- **Your instructions**
Rename "item-number" to "list-number" throughout the rows below and give them again with everything else unchanged, leaving out the pictures.

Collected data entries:

● ● ●

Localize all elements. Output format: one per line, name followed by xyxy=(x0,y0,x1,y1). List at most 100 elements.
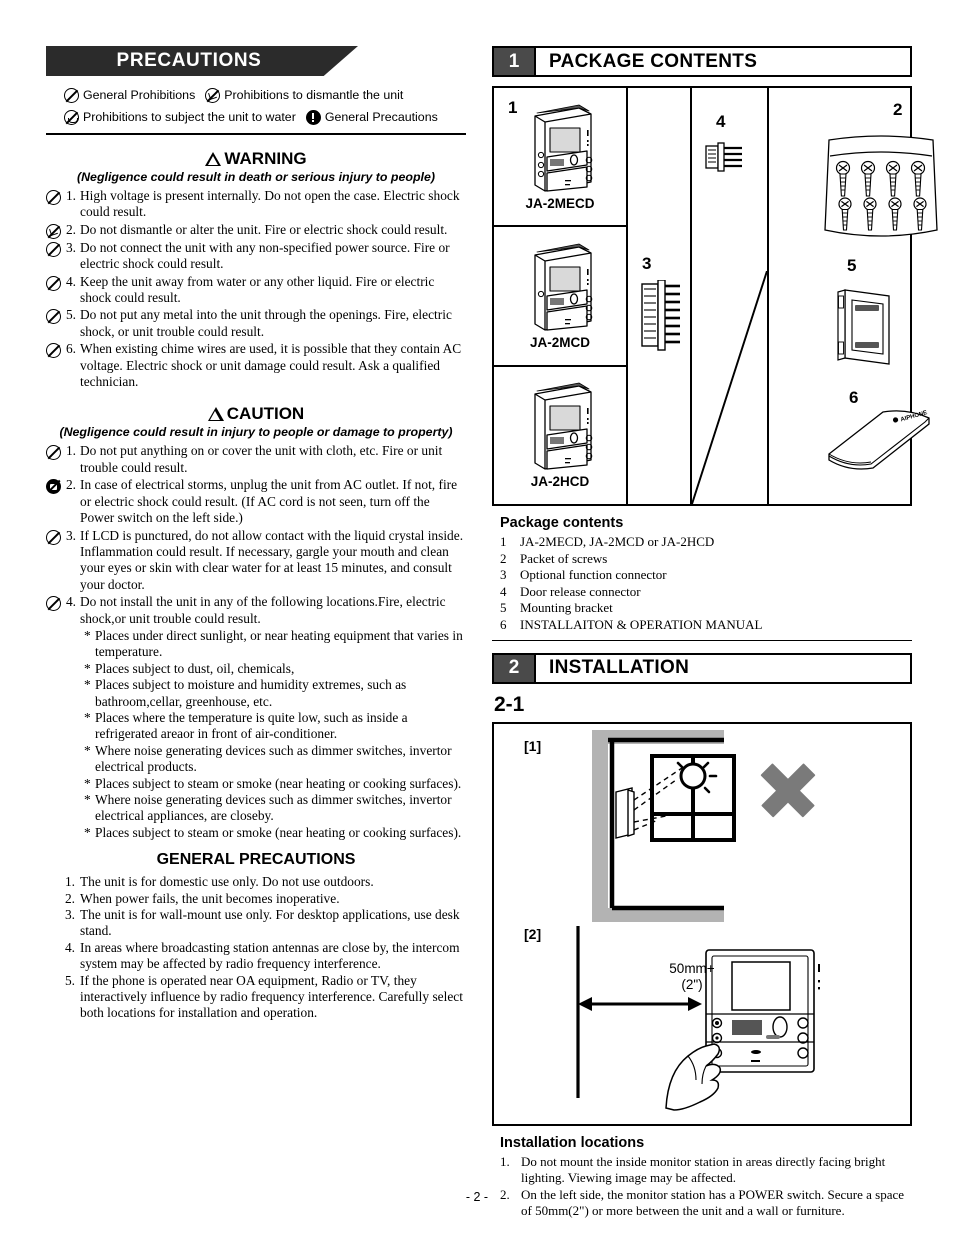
monitor-model-label: JA-2MCD xyxy=(529,334,590,350)
item-number: 4. xyxy=(65,273,76,289)
legend-row: General Prohibitions Prohibitions to dis… xyxy=(64,84,466,106)
package-contents-row: 5 Mounting bracket xyxy=(492,600,912,617)
unplug-precaution-icon xyxy=(46,479,61,495)
diagonal-divider-line xyxy=(692,271,767,504)
section-header-package-contents: 1 PACKAGE CONTENTS xyxy=(492,46,912,77)
row-number: 5 xyxy=(500,600,507,616)
item-index-6: 6 xyxy=(849,388,859,407)
item-text: The unit is for domestic use only. Do no… xyxy=(80,874,374,890)
item-index-5: 5 xyxy=(847,256,857,275)
legend-label: Prohibitions to dismantle the unit xyxy=(224,88,404,102)
general-prohibition-icon xyxy=(64,87,79,103)
item-number: 2. xyxy=(65,221,76,237)
item-index-3: 3 xyxy=(642,254,652,273)
item-number: 3. xyxy=(65,239,76,255)
precautions-banner: PRECAUTIONS xyxy=(46,46,358,76)
wall-clearance-illustration xyxy=(576,925,820,1111)
section-title: INSTALLATION xyxy=(549,657,690,679)
caution-subtitle: (Negligence could result in injury to pe… xyxy=(59,425,453,440)
bullet-asterisk: * xyxy=(84,775,91,791)
warning-title: WARNING xyxy=(224,149,307,168)
item-number: 2. xyxy=(65,477,76,493)
caution-sub-item: * Places subject to moisture and humidit… xyxy=(84,677,466,710)
package-installation-column: 1 PACKAGE CONTENTS 1 JA-2MECD JA-2MCD JA… xyxy=(492,46,938,1220)
monitor-model-label: JA-2HCD xyxy=(530,474,590,490)
warning-heading: WARNING xyxy=(46,149,466,169)
door-release-connector-illustration xyxy=(705,142,742,172)
precautions-banner-title: PRECAUTIONS xyxy=(116,50,262,71)
row-number: 1 xyxy=(500,534,507,549)
general-prohibition-icon xyxy=(46,309,61,325)
item-number: 1. xyxy=(65,443,76,459)
item-text: Do not install the unit in any of the fo… xyxy=(80,594,446,626)
general-prohibition-icon xyxy=(46,343,61,359)
installation-locations-list: 1. Do not mount the inside monitor stati… xyxy=(492,1154,912,1220)
item-text: In areas where broadcasting station ante… xyxy=(80,939,460,972)
caution-list: 1. Do not put anything on or cover the u… xyxy=(46,443,466,841)
general-precaution-item: 5. If the phone is operated near OA equi… xyxy=(46,973,466,1022)
divider xyxy=(46,133,466,135)
section-number: 2 xyxy=(494,654,536,682)
caution-sub-list: * Places under direct sunlight, or near … xyxy=(84,628,466,841)
row-text: Do not mount the inside monitor station … xyxy=(521,1153,886,1186)
item-text: In case of electrical storms, unplug the… xyxy=(80,477,458,526)
precautions-column: PRECAUTIONS General Prohibitions Prohibi… xyxy=(46,46,466,1022)
item-text: If LCD is punctured, do not allow contac… xyxy=(80,527,464,592)
row-number: 2 xyxy=(500,550,507,566)
section-number: 1 xyxy=(494,48,536,75)
general-precaution-item: 3. The unit is for wall-mount use only. … xyxy=(46,907,466,940)
bright-light-warning-illustration xyxy=(592,729,816,922)
sub-item-text: Places subject to steam or smoke (near h… xyxy=(95,824,462,840)
package-contents-row: 4 Door release connector xyxy=(492,584,912,601)
item-text: Do not dismantle or alter the unit. Fire… xyxy=(80,221,448,237)
package-contents-row: 1 JA-2MECD, JA-2MCD or JA-2HCD xyxy=(492,534,912,551)
package-contents-row: 6 INSTALLAITON & OPERATION MANUAL xyxy=(492,617,912,634)
general-precautions-heading: GENERAL PRECAUTIONS xyxy=(156,851,356,869)
caution-triangle-icon xyxy=(207,407,224,422)
sub-item-text: Where noise generating devices such as d… xyxy=(95,792,452,824)
item-text: Keep the unit away from water or any oth… xyxy=(80,273,435,306)
general-prohibition-icon xyxy=(46,275,61,291)
diagram-label-1: [1] xyxy=(524,737,542,754)
row-number: 6 xyxy=(500,616,507,632)
caution-title: CAUTION xyxy=(226,404,305,424)
general-prohibition-icon xyxy=(46,241,61,257)
installation-location-row: 1. Do not mount the inside monitor stati… xyxy=(492,1154,912,1187)
general-prohibition-icon xyxy=(46,190,61,205)
general-precaution-item: 1. The unit is for domestic use only. Do… xyxy=(46,874,466,890)
caution-sub-item: * Where noise generating devices such as… xyxy=(84,743,466,776)
warning-triangle-icon xyxy=(205,152,222,166)
section-title: PACKAGE CONTENTS xyxy=(549,50,758,72)
step-number: 2-1 xyxy=(494,692,525,716)
accessories-column: 2 5 6 AIPHONE xyxy=(769,88,938,504)
general-prohibition-icon xyxy=(46,596,61,612)
legend-label: General Precautions xyxy=(324,110,438,124)
monitor-model-label: JA-2MECD xyxy=(525,195,595,211)
caution-sub-item: * Places subject to steam or smoke (near… xyxy=(84,825,466,841)
item-text: Do not put anything on or cover the unit… xyxy=(80,443,443,475)
dismantle-prohibition-icon xyxy=(46,223,61,239)
legend-label: General Prohibitions xyxy=(83,88,196,102)
item-index-4: 4 xyxy=(716,112,726,131)
monitor-cell-ja2hcd: JA-2HCD xyxy=(494,364,626,504)
sub-item-text: Places subject to steam or smoke (near h… xyxy=(95,775,462,791)
sub-item-text: Where noise generating devices such as d… xyxy=(95,742,452,775)
general-precaution-item: 4. In areas where broadcasting station a… xyxy=(46,940,466,973)
warning-item: 4. Keep the unit away from water or any … xyxy=(46,274,466,307)
caution-sub-item: * Places subject to dust, oil, chemicals… xyxy=(84,661,466,677)
general-precaution-icon xyxy=(305,109,321,125)
monitor-station-illustration xyxy=(534,243,593,331)
item-text: Do not put any metal into the unit throu… xyxy=(80,307,452,339)
warning-item: 2. Do not dismantle or alter the unit. F… xyxy=(46,222,466,239)
divider xyxy=(492,639,912,641)
caution-item: 1. Do not put anything on or cover the u… xyxy=(46,443,466,476)
item-index-2: 2 xyxy=(893,100,903,119)
manual-page: PRECAUTIONS General Prohibitions Prohibi… xyxy=(0,0,954,1235)
bullet-asterisk: * xyxy=(84,709,91,725)
caution-item: 3. If LCD is punctured, do not allow con… xyxy=(46,528,466,594)
package-contents-list: 1 JA-2MECD, JA-2MCD or JA-2HCD 2 Packet … xyxy=(492,534,912,634)
sub-item-text: Places where the temperature is quite lo… xyxy=(95,709,408,742)
item-number: 5. xyxy=(65,307,76,323)
dimension-label: 50mm+ (2") xyxy=(642,961,742,993)
monitor-models-column: 1 JA-2MECD JA-2MCD JA-2HCD xyxy=(494,88,628,504)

● ● ●

- **Exercise answer**
Localize all elements. Output format: one per line, name followed by xyxy=(x0,y0,x1,y1). List at most 100 elements.
monitor-model-label: JA-2MCD xyxy=(529,334,590,350)
list-number: 4. xyxy=(65,273,76,289)
legend-row: General Prohibitions Prohibitions to dis… xyxy=(64,84,466,106)
package-contents-row: 5 Mounting bracket xyxy=(492,600,912,617)
unplug-precaution-icon xyxy=(46,479,61,495)
diagonal-divider-line xyxy=(692,271,767,504)
section-header-package-contents: 1 PACKAGE CONTENTS xyxy=(492,46,912,77)
row-number: 5 xyxy=(500,600,507,616)
item-index-6: 6 xyxy=(849,388,859,407)
item-text: The unit is for domestic use only. Do no… xyxy=(80,874,374,890)
item-index-5: 5 xyxy=(847,256,857,275)
legend-label: Prohibitions to dismantle the unit xyxy=(224,88,404,102)
general-prohibition-icon xyxy=(64,87,79,103)
list-number: 2. xyxy=(65,221,76,237)
item-index-3: 3 xyxy=(642,254,652,273)
list-number: 3. xyxy=(65,239,76,255)
precautions-banner: PRECAUTIONS xyxy=(46,46,358,76)
wall-clearance-illustration xyxy=(576,925,820,1111)
section-title: INSTALLATION xyxy=(549,657,690,679)
caution-subtitle: (Negligence could result in injury to pe… xyxy=(59,425,453,440)
bullet-asterisk: * xyxy=(84,775,91,791)
warning-title: WARNING xyxy=(224,149,307,168)
list-number: 2. xyxy=(65,477,76,493)
caution-sub-item: * Places subject to moisture and humidit… xyxy=(84,677,466,710)
package-installation-column: 1 PACKAGE CONTENTS 1 JA-2MECD JA-2MCD JA… xyxy=(492,46,938,1220)
monitor-model-label: JA-2HCD xyxy=(530,474,590,490)
warning-heading: WARNING xyxy=(46,149,466,169)
door-release-connector-illustration xyxy=(705,142,742,172)
precautions-banner-title: PRECAUTIONS xyxy=(116,50,262,71)
row-number: 1 xyxy=(500,534,507,549)
general-prohibition-icon xyxy=(46,309,61,325)
list-number: 1. xyxy=(65,443,76,459)
item-text: Do not install the unit in any of the fo… xyxy=(80,594,446,626)
general-prohibition-icon xyxy=(46,343,61,359)
installation-locations-list: 1. Do not mount the inside monitor stati… xyxy=(492,1154,912,1220)
item-text: In areas where broadcasting station ante… xyxy=(80,939,460,972)
caution-list: 1. Do not put anything on or cover the u… xyxy=(46,443,466,841)
general-precaution-item: 5. If the phone is operated near OA equi… xyxy=(46,973,466,1022)
divider xyxy=(46,133,466,135)
section-number: 2 xyxy=(494,654,536,682)
caution-sub-list: * Places under direct sunlight, or near … xyxy=(84,628,466,841)
row-text: Do not mount the inside monitor station … xyxy=(521,1153,886,1186)
item-text: In case of electrical storms, unplug the… xyxy=(80,477,458,526)
precautions-column: PRECAUTIONS General Prohibitions Prohibi… xyxy=(46,46,466,1022)
item-text: If LCD is punctured, do not allow contac… xyxy=(80,527,464,592)
row-number: 2 xyxy=(500,550,507,566)
section-number: 1 xyxy=(494,48,536,75)
general-precaution-item: 3. The unit is for wall-mount use only. … xyxy=(46,907,466,940)
bright-light-warning-illustration xyxy=(592,729,816,922)
sub-item-text: Places subject to steam or smoke (near h… xyxy=(95,824,462,840)
package-contents-row: 4 Door release connector xyxy=(492,584,912,601)
item-text: Do not dismantle or alter the unit. Fire… xyxy=(80,221,448,237)
package-contents-row: 1 JA-2MECD, JA-2MCD or JA-2HCD xyxy=(492,534,912,551)
package-contents-row: 6 INSTALLAITON & OPERATION MANUAL xyxy=(492,617,912,634)
general-precautions-heading: GENERAL PRECAUTIONS xyxy=(156,851,356,869)
caution-triangle-icon xyxy=(207,407,224,422)
sub-item-text: Where noise generating devices such as d… xyxy=(95,792,452,824)
item-text: Keep the unit away from water or any oth… xyxy=(80,273,435,306)
general-prohibition-icon xyxy=(46,275,61,291)
diagram-label-1: [1] xyxy=(524,737,542,754)
row-number: 6 xyxy=(500,616,507,632)
caution-title: CAUTION xyxy=(226,404,305,424)
general-prohibition-icon xyxy=(46,241,61,257)
installation-location-row: 1. Do not mount the inside monitor stati… xyxy=(492,1154,912,1187)
general-prohibition-icon xyxy=(46,190,61,205)
general-precaution-item: 1. The unit is for domestic use only. Do… xyxy=(46,874,466,890)
caution-sub-item: * Where noise generating devices such as… xyxy=(84,743,466,776)
warning-triangle-icon xyxy=(205,152,222,166)
section-title: PACKAGE CONTENTS xyxy=(549,50,758,72)
step-number: 2-1 xyxy=(494,692,525,716)
accessories-column: 2 5 6 AIPHONE xyxy=(769,88,938,504)
general-prohibition-icon xyxy=(46,596,61,612)
legend-label: General Precautions xyxy=(324,110,438,124)
monitor-model-label: JA-2MECD xyxy=(525,195,595,211)
caution-sub-item: * Places subject to steam or smoke (near… xyxy=(84,825,466,841)
item-text: Do not put anything on or cover the unit… xyxy=(80,443,443,475)
dismantle-prohibition-icon xyxy=(46,223,61,239)
legend-label: General Prohibitions xyxy=(83,88,196,102)
item-index-4: 4 xyxy=(716,112,726,131)
monitor-cell-ja2hcd: JA-2HCD xyxy=(494,364,626,504)
sub-item-text: Places subject to steam or smoke (near h… xyxy=(95,775,462,791)
sub-item-text: Where noise generating devices such as d… xyxy=(95,742,452,775)
general-precaution-item: 4. In areas where broadcasting station a… xyxy=(46,940,466,973)
warning-item: 4. Keep the unit away from water or any … xyxy=(46,274,466,307)
caution-sub-item: * Places subject to dust, oil, chemicals… xyxy=(84,661,466,677)
general-precaution-icon xyxy=(305,109,321,125)
monitor-station-illustration xyxy=(534,243,593,331)
item-text: Do not put any metal into the unit throu… xyxy=(80,307,452,339)
warning-item: 2. Do not dismantle or alter the unit. F… xyxy=(46,222,466,239)
divider xyxy=(492,639,912,641)
caution-item: 1. Do not put anything on or cover the u… xyxy=(46,443,466,476)
item-index-2: 2 xyxy=(893,100,903,119)
manual-page: PRECAUTIONS General Prohibitions Prohibi… xyxy=(0,0,954,1235)
bullet-asterisk: * xyxy=(84,709,91,725)
caution-item: 3. If LCD is punctured, do not allow con… xyxy=(46,528,466,594)
package-contents-list: 1 JA-2MECD, JA-2MCD or JA-2HCD 2 Packet … xyxy=(492,534,912,634)
sub-item-text: Places where the temperature is quite lo… xyxy=(95,709,408,742)
list-number: 5. xyxy=(65,307,76,323)
dimension-label: 50mm+ (2") xyxy=(642,961,742,993)
monitor-models-column: 1 JA-2MECD JA-2MCD JA-2HCD xyxy=(494,88,628,504)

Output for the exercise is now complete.